Write out the full set of records exactly. Any pictures in them do not belong in the copy.
════════
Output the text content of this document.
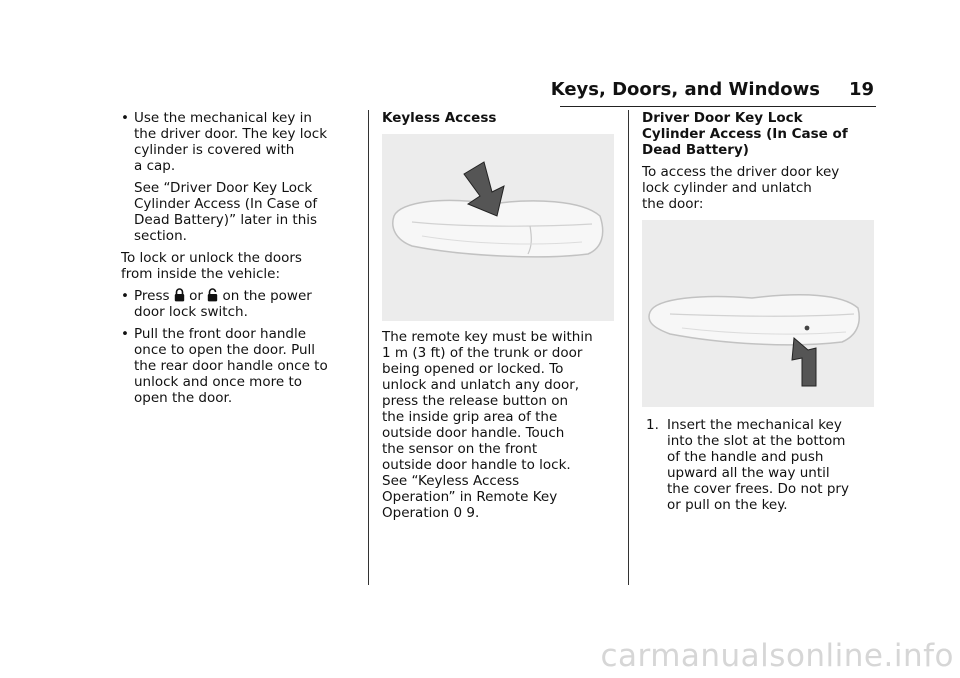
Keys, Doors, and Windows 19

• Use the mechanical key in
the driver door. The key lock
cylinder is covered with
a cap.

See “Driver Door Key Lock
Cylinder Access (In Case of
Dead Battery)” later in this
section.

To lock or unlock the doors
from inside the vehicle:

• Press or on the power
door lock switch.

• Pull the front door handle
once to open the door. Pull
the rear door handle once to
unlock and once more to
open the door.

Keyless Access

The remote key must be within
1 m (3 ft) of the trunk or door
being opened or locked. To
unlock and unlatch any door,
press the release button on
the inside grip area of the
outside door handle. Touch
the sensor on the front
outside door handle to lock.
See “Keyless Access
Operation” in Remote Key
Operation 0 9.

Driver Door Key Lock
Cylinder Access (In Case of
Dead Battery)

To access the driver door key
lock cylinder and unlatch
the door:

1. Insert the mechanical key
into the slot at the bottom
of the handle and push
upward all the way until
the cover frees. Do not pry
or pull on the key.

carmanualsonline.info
════════
THE RESPONSE:
Output the text content of this document.
Keys, Doors, and Windows 19

• Use the mechanical key in
the driver door. The key lock
cylinder is covered with
a cap.

See “Driver Door Key Lock
Cylinder Access (In Case of
Dead Battery)” later in this
section.

To lock or unlock the doors
from inside the vehicle:

• Press or on the power
door lock switch.

• Pull the front door handle
once to open the door. Pull
the rear door handle once to
unlock and once more to
open the door.

Keyless Access

The remote key must be within
1 m (3 ft) of the trunk or door
being opened or locked. To
unlock and unlatch any door,
press the release button on
the inside grip area of the
outside door handle. Touch
the sensor on the front
outside door handle to lock.
See “Keyless Access
Operation” in Remote Key
Operation 0 9.

Driver Door Key Lock
Cylinder Access (In Case of
Dead Battery)

To access the driver door key
lock cylinder and unlatch
the door:

1. Insert the mechanical key
into the slot at the bottom
of the handle and push
upward all the way until
the cover frees. Do not pry
or pull on the key.

carmanualsonline.info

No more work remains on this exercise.